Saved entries
::::

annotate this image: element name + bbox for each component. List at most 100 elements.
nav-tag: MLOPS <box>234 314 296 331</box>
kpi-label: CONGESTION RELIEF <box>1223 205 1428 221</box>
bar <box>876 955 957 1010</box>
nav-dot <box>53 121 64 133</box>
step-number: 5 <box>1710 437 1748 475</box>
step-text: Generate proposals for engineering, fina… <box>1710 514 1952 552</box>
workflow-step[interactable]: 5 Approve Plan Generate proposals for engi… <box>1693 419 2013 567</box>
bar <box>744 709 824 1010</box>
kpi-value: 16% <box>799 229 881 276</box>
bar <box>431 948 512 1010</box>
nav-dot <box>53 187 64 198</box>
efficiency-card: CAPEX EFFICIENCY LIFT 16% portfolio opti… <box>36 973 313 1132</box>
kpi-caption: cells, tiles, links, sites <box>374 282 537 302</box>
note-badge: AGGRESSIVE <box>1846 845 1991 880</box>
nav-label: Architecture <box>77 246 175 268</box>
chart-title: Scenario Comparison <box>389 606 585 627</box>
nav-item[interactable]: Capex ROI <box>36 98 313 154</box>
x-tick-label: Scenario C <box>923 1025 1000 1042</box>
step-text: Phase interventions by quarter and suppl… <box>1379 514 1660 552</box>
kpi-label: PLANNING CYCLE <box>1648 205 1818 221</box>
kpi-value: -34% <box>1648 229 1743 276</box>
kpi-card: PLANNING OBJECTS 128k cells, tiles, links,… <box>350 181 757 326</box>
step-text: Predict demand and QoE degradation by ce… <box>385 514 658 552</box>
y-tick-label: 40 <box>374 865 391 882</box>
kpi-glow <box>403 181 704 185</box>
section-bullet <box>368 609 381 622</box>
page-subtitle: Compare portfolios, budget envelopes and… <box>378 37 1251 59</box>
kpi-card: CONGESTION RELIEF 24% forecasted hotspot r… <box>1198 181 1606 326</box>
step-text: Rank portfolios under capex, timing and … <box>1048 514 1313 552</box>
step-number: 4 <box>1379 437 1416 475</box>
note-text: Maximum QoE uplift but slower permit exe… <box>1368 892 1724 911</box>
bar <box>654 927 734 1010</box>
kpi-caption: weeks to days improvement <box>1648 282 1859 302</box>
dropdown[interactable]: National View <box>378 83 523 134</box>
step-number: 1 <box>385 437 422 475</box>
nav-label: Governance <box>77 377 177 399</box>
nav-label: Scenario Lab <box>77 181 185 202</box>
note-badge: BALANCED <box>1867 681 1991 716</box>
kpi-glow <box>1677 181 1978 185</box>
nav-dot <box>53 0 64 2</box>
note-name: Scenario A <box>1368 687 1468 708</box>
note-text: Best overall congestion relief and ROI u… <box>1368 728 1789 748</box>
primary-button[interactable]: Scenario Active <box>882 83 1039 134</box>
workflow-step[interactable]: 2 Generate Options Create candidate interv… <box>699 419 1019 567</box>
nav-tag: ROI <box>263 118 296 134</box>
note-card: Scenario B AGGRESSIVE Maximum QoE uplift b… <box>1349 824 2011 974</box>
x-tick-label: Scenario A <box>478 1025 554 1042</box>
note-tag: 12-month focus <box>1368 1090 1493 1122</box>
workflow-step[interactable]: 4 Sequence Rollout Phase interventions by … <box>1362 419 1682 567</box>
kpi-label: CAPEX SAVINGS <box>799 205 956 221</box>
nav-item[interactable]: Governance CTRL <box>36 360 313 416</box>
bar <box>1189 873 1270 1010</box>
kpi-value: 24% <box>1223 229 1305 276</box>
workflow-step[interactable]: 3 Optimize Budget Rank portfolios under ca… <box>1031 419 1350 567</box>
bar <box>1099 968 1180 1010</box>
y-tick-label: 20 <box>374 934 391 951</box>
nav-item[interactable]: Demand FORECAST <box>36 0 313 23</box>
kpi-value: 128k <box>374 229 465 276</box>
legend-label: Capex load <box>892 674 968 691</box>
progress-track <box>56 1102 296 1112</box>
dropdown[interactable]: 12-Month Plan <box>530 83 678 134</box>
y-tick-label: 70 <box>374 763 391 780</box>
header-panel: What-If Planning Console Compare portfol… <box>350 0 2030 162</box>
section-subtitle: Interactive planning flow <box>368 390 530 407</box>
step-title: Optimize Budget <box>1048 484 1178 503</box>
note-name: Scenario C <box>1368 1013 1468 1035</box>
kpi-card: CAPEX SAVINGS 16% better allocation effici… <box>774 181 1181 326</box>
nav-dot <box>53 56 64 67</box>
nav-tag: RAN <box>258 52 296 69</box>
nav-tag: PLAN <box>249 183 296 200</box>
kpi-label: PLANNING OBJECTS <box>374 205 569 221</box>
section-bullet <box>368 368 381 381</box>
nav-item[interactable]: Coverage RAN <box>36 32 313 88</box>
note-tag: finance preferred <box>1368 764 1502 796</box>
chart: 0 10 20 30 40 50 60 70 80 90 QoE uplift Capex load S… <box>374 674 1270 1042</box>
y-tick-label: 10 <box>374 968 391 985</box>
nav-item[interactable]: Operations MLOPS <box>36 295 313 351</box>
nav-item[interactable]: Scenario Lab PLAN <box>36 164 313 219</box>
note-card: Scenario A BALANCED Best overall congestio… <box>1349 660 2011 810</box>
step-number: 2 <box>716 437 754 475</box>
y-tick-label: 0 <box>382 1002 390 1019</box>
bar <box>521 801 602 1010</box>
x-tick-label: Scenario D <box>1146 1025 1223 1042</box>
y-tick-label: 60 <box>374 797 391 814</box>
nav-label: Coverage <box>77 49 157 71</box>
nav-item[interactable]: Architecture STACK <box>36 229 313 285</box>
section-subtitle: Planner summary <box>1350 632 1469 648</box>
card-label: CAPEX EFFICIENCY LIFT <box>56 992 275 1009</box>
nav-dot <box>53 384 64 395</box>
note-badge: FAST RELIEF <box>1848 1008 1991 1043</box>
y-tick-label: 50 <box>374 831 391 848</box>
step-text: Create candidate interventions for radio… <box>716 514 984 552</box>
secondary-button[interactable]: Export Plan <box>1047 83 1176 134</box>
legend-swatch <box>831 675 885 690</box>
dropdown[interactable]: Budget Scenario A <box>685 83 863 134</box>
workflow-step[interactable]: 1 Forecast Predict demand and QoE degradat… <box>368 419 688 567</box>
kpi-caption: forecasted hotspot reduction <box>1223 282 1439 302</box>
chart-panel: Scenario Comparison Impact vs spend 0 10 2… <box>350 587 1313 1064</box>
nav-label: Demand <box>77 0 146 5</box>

::::

### About this exercise:
Output a faithful copy of every entry, keeping each line as written.

### Completed task:
annotate this image: element name + bbox for each component. List at most 100 elements.
nav-tag: MLOPS <box>234 314 296 331</box>
kpi-label: CONGESTION RELIEF <box>1223 205 1428 221</box>
bar <box>876 955 957 1010</box>
nav-dot <box>53 121 64 133</box>
step-number: 5 <box>1710 437 1748 475</box>
step-text: Generate proposals for engineering, fina… <box>1710 514 1952 552</box>
workflow-step[interactable]: 5 Approve Plan Generate proposals for engi… <box>1693 419 2013 567</box>
bar <box>744 709 824 1010</box>
kpi-value: 16% <box>799 229 881 276</box>
bar <box>431 948 512 1010</box>
nav-dot <box>53 187 64 198</box>
efficiency-card: CAPEX EFFICIENCY LIFT 16% portfolio opti… <box>36 973 313 1132</box>
kpi-caption: cells, tiles, links, sites <box>374 282 537 302</box>
note-badge: AGGRESSIVE <box>1846 845 1991 880</box>
nav-label: Architecture <box>77 246 175 268</box>
chart-title: Scenario Comparison <box>389 606 585 627</box>
nav-item[interactable]: Capex ROI <box>36 98 313 154</box>
x-tick-label: Scenario C <box>923 1025 1000 1042</box>
step-text: Phase interventions by quarter and suppl… <box>1379 514 1660 552</box>
kpi-label: PLANNING CYCLE <box>1648 205 1818 221</box>
kpi-value: -34% <box>1648 229 1743 276</box>
kpi-card: PLANNING OBJECTS 128k cells, tiles, links,… <box>350 181 757 326</box>
step-text: Predict demand and QoE degradation by ce… <box>385 514 658 552</box>
y-tick-label: 40 <box>374 865 391 882</box>
kpi-glow <box>403 181 704 185</box>
section-bullet <box>368 609 381 622</box>
page-subtitle: Compare portfolios, budget envelopes and… <box>378 37 1251 59</box>
kpi-card: CONGESTION RELIEF 24% forecasted hotspot r… <box>1198 181 1606 326</box>
step-text: Rank portfolios under capex, timing and … <box>1048 514 1313 552</box>
step-number: 4 <box>1379 437 1416 475</box>
note-text: Maximum QoE uplift but slower permit exe… <box>1368 892 1724 911</box>
bar <box>654 927 734 1010</box>
kpi-caption: weeks to days improvement <box>1648 282 1859 302</box>
dropdown[interactable]: National View <box>378 83 523 134</box>
step-number: 1 <box>385 437 422 475</box>
nav-label: Governance <box>77 377 177 399</box>
nav-label: Scenario Lab <box>77 181 185 202</box>
note-badge: BALANCED <box>1867 681 1991 716</box>
kpi-glow <box>1677 181 1978 185</box>
nav-dot <box>53 0 64 2</box>
note-name: Scenario A <box>1368 687 1468 708</box>
note-text: Best overall congestion relief and ROI u… <box>1368 728 1789 748</box>
primary-button[interactable]: Scenario Active <box>882 83 1039 134</box>
workflow-step[interactable]: 2 Generate Options Create candidate interv… <box>699 419 1019 567</box>
nav-tag: ROI <box>263 118 296 134</box>
note-card: Scenario B AGGRESSIVE Maximum QoE uplift b… <box>1349 824 2011 974</box>
x-tick-label: Scenario A <box>478 1025 554 1042</box>
note-tag: 12-month focus <box>1368 1090 1493 1122</box>
workflow-step[interactable]: 4 Sequence Rollout Phase interventions by … <box>1362 419 1682 567</box>
kpi-label: CAPEX SAVINGS <box>799 205 956 221</box>
nav-item[interactable]: Governance CTRL <box>36 360 313 416</box>
bar <box>1189 873 1270 1010</box>
kpi-value: 24% <box>1223 229 1305 276</box>
workflow-step[interactable]: 3 Optimize Budget Rank portfolios under ca… <box>1031 419 1350 567</box>
bar <box>1099 968 1180 1010</box>
y-tick-label: 20 <box>374 934 391 951</box>
nav-item[interactable]: Demand FORECAST <box>36 0 313 23</box>
kpi-value: 128k <box>374 229 465 276</box>
legend-label: Capex load <box>892 674 968 691</box>
progress-track <box>56 1102 296 1112</box>
dropdown[interactable]: 12-Month Plan <box>530 83 678 134</box>
y-tick-label: 70 <box>374 763 391 780</box>
header-panel: What-If Planning Console Compare portfol… <box>350 0 2030 162</box>
section-subtitle: Interactive planning flow <box>368 390 530 407</box>
step-title: Optimize Budget <box>1048 484 1178 503</box>
note-name: Scenario C <box>1368 1013 1468 1035</box>
kpi-card: CAPEX SAVINGS 16% better allocation effici… <box>774 181 1181 326</box>
nav-dot <box>53 56 64 67</box>
nav-tag: RAN <box>258 52 296 69</box>
nav-tag: PLAN <box>249 183 296 200</box>
kpi-label: PLANNING OBJECTS <box>374 205 569 221</box>
section-bullet <box>368 368 381 381</box>
nav-item[interactable]: Coverage RAN <box>36 32 313 88</box>
note-tag: finance preferred <box>1368 764 1502 796</box>
chart: 0 10 20 30 40 50 60 70 80 90 QoE uplift Capex load S… <box>374 674 1270 1042</box>
y-tick-label: 10 <box>374 968 391 985</box>
nav-item[interactable]: Operations MLOPS <box>36 295 313 351</box>
nav-item[interactable]: Scenario Lab PLAN <box>36 164 313 219</box>
note-card: Scenario A BALANCED Best overall congestio… <box>1349 660 2011 810</box>
step-number: 2 <box>716 437 754 475</box>
y-tick-label: 0 <box>382 1002 390 1019</box>
bar <box>521 801 602 1010</box>
x-tick-label: Scenario D <box>1146 1025 1223 1042</box>
y-tick-label: 60 <box>374 797 391 814</box>
nav-label: Coverage <box>77 49 157 71</box>
nav-item[interactable]: Architecture STACK <box>36 229 313 285</box>
section-subtitle: Planner summary <box>1350 632 1469 648</box>
card-label: CAPEX EFFICIENCY LIFT <box>56 992 275 1009</box>
nav-dot <box>53 384 64 395</box>
note-badge: FAST RELIEF <box>1848 1008 1991 1043</box>
y-tick-label: 50 <box>374 831 391 848</box>
step-text: Create candidate interventions for radio… <box>716 514 984 552</box>
secondary-button[interactable]: Export Plan <box>1047 83 1176 134</box>
legend-swatch <box>831 675 885 690</box>
dropdown[interactable]: Budget Scenario A <box>685 83 863 134</box>
workflow-step[interactable]: 1 Forecast Predict demand and QoE degradat… <box>368 419 688 567</box>
kpi-caption: forecasted hotspot reduction <box>1223 282 1439 302</box>
chart-panel: Scenario Comparison Impact vs spend 0 10 2… <box>350 587 1313 1064</box>
nav-label: Demand <box>77 0 146 5</box>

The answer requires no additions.